Required work: Please report how many lines of the listing hold the word "letter". Add nothing to the number.

Given data:
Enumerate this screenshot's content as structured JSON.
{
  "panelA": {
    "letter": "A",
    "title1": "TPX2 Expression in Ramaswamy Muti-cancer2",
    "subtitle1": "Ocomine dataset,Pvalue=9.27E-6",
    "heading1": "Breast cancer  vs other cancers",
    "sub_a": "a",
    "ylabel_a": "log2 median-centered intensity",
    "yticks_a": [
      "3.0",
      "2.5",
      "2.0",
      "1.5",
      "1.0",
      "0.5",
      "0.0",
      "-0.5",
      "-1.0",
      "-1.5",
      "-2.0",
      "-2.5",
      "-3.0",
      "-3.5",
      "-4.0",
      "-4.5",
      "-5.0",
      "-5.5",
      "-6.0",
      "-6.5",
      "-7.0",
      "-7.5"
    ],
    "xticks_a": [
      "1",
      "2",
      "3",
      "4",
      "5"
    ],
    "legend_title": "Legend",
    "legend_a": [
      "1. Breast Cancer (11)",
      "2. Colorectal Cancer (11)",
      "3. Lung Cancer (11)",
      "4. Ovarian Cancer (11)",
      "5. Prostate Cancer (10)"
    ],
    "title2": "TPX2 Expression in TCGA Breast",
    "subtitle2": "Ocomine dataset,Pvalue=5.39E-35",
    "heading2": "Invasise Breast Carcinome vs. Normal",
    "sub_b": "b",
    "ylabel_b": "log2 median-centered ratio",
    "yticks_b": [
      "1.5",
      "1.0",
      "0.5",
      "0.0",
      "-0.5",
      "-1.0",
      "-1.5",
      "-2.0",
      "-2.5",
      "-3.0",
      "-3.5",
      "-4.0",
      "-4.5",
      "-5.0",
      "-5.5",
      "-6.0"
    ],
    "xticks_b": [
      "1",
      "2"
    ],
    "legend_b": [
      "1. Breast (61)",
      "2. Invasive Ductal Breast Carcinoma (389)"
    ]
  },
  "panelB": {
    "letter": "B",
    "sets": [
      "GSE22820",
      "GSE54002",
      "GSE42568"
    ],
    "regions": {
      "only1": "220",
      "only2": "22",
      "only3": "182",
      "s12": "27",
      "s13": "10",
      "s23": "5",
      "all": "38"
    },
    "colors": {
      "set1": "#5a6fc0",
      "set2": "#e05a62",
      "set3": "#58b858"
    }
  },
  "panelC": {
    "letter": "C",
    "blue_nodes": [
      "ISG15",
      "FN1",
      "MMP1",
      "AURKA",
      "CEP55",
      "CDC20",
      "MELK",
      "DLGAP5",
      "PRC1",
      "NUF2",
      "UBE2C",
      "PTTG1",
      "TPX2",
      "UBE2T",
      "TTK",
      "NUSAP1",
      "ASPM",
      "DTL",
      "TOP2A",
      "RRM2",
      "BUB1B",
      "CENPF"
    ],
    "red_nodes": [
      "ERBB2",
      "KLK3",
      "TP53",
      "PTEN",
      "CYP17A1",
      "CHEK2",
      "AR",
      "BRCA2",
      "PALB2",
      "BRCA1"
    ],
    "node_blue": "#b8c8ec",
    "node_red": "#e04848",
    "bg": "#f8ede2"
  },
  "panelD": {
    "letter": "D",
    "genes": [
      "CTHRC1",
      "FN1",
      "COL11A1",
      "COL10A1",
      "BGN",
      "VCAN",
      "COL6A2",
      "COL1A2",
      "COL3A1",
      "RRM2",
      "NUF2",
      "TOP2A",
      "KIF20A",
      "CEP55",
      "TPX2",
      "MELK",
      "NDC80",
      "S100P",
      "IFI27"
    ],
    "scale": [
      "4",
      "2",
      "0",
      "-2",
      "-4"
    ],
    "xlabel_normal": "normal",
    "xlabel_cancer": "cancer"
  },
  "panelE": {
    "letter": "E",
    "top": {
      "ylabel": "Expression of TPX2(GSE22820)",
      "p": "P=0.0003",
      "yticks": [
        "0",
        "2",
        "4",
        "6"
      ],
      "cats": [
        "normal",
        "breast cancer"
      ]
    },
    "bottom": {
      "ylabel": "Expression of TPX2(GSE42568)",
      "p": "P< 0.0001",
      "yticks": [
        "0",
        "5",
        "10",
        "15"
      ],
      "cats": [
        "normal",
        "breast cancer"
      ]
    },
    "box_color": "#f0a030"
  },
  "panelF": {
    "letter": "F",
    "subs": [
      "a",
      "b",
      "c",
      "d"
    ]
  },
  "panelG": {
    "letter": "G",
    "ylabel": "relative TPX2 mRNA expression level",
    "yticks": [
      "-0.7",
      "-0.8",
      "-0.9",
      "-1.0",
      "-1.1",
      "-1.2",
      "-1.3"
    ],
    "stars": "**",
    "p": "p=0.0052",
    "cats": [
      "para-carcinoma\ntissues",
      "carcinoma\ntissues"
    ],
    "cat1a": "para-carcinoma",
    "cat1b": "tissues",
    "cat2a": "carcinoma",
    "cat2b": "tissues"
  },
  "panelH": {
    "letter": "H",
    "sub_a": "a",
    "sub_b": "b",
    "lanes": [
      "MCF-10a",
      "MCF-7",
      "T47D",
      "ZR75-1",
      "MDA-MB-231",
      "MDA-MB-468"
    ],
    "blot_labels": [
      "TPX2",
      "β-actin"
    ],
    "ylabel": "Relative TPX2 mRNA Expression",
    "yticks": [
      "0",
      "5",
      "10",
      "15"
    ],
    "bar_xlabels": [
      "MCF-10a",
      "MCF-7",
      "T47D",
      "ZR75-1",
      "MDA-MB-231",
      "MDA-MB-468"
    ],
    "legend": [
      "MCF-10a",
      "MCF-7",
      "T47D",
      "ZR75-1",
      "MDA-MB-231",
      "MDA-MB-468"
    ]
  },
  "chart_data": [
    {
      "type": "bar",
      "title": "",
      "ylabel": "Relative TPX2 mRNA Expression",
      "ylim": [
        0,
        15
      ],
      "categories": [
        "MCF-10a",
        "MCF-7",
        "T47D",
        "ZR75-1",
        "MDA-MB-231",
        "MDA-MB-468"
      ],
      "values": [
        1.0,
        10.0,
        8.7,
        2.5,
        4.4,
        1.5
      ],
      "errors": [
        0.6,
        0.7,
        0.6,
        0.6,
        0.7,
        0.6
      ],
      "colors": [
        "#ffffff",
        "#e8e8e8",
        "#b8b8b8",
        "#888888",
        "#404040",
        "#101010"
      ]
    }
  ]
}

Exercise solution: 8